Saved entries
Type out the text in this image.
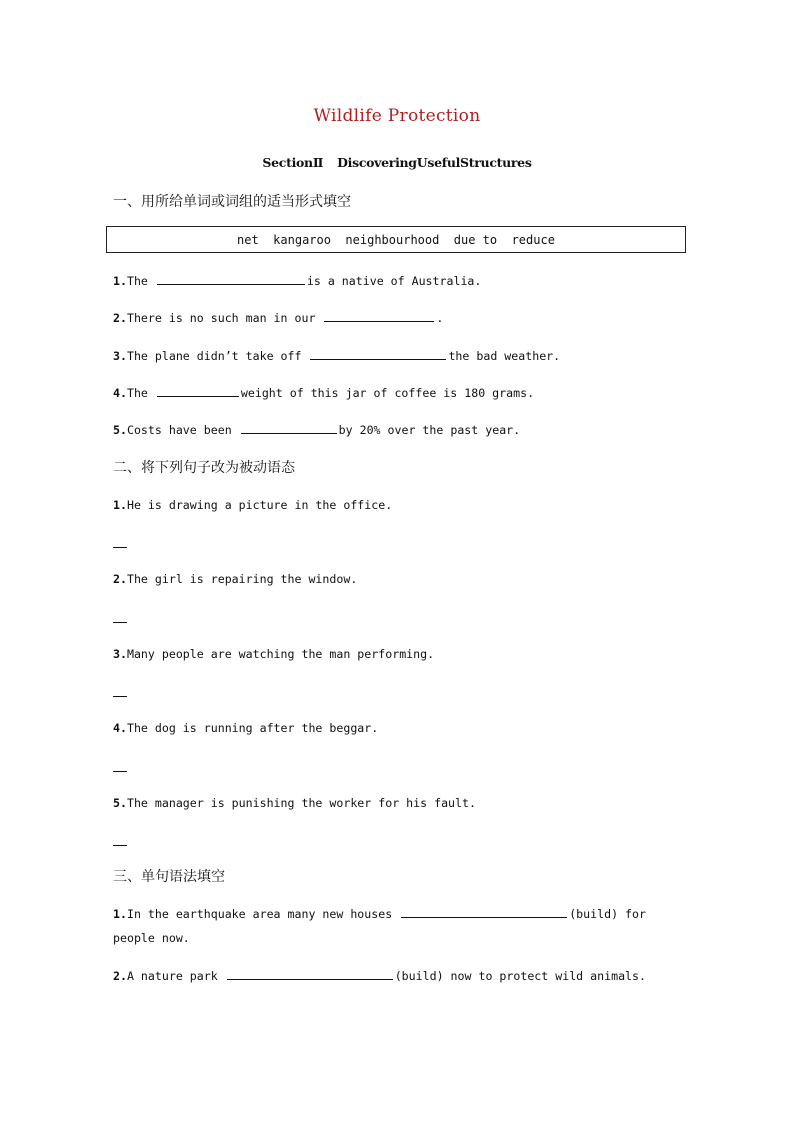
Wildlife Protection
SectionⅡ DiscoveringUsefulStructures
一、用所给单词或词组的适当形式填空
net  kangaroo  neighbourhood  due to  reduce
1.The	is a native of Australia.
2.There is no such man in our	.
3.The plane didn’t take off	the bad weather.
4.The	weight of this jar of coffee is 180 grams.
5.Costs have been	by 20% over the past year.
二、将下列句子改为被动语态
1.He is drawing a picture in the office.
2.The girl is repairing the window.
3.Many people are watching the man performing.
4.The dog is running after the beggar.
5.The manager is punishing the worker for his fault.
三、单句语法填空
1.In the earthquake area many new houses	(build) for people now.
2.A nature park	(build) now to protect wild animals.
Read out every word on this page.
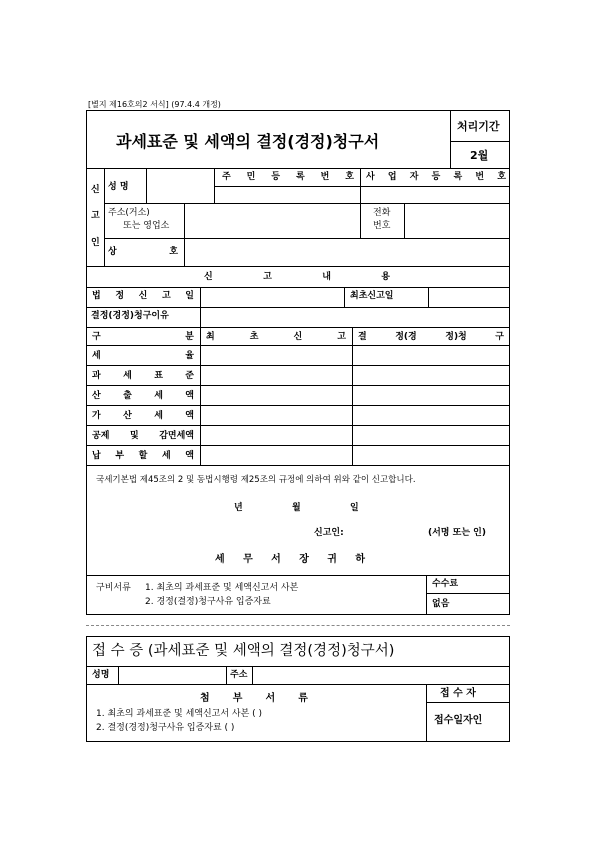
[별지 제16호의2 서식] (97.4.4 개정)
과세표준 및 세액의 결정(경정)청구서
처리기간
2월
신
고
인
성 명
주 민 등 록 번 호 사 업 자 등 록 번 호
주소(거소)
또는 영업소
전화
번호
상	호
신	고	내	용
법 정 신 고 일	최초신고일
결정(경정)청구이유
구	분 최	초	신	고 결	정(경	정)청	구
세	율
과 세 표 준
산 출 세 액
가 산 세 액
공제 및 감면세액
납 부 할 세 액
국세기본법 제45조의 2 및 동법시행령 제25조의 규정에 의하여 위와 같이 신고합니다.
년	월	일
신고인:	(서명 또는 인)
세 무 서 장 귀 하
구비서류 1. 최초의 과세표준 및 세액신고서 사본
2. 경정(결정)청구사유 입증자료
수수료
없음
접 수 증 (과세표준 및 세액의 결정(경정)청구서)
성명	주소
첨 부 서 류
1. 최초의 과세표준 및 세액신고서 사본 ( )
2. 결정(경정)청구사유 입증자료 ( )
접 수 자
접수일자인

> _EXERCISE BRIEF_:
Omit the pictures, then quote the rest of the material above exactly.

> _EXERCISE OUTPUT_:
Type out the text in this image.
Wildlife Protection
SectionⅡ DiscoveringUsefulStructures
一、用所给单词或词组的适当形式填空
net  kangaroo  neighbourhood  due to  reduce
1.The	is a native of Australia.
2.There is no such man in our	.
3.The plane didn’t take off	the bad weather.
4.The	weight of this jar of coffee is 180 grams.
5.Costs have been	by 20% over the past year.
二、将下列句子改为被动语态
1.He is drawing a picture in the office.
2.The girl is repairing the window.
3.Many people are watching the man performing.
4.The dog is running after the beggar.
5.The manager is punishing the worker for his fault.
三、单句语法填空
1.In the earthquake area many new houses	(build) for people now.
2.A nature park	(build) now to protect wild animals.
Read out every word on this page.
[별지 제16호의2 서식] (97.4.4 개정)
과세표준 및 세액의 결정(경정)청구서
처리기간
2월
신
고
인
성 명
주 민 등 록 번 호 사 업 자 등 록 번 호
주소(거소)
또는 영업소
전화
번호
상	호
신	고	내	용
법 정 신 고 일	최초신고일
결정(경정)청구이유
구	분 최	초	신	고 결	정(경	정)청	구
세	율
과 세 표 준
산 출 세 액
가 산 세 액
공제 및 감면세액
납 부 할 세 액
국세기본법 제45조의 2 및 동법시행령 제25조의 규정에 의하여 위와 같이 신고합니다.
년	월	일
신고인:	(서명 또는 인)
세 무 서 장 귀 하
구비서류 1. 최초의 과세표준 및 세액신고서 사본
2. 경정(결정)청구사유 입증자료
수수료
없음
접 수 증 (과세표준 및 세액의 결정(경정)청구서)
성명	주소
첨 부 서 류
1. 최초의 과세표준 및 세액신고서 사본 ( )
2. 결정(경정)청구사유 입증자료 ( )
접 수 자
접수일자인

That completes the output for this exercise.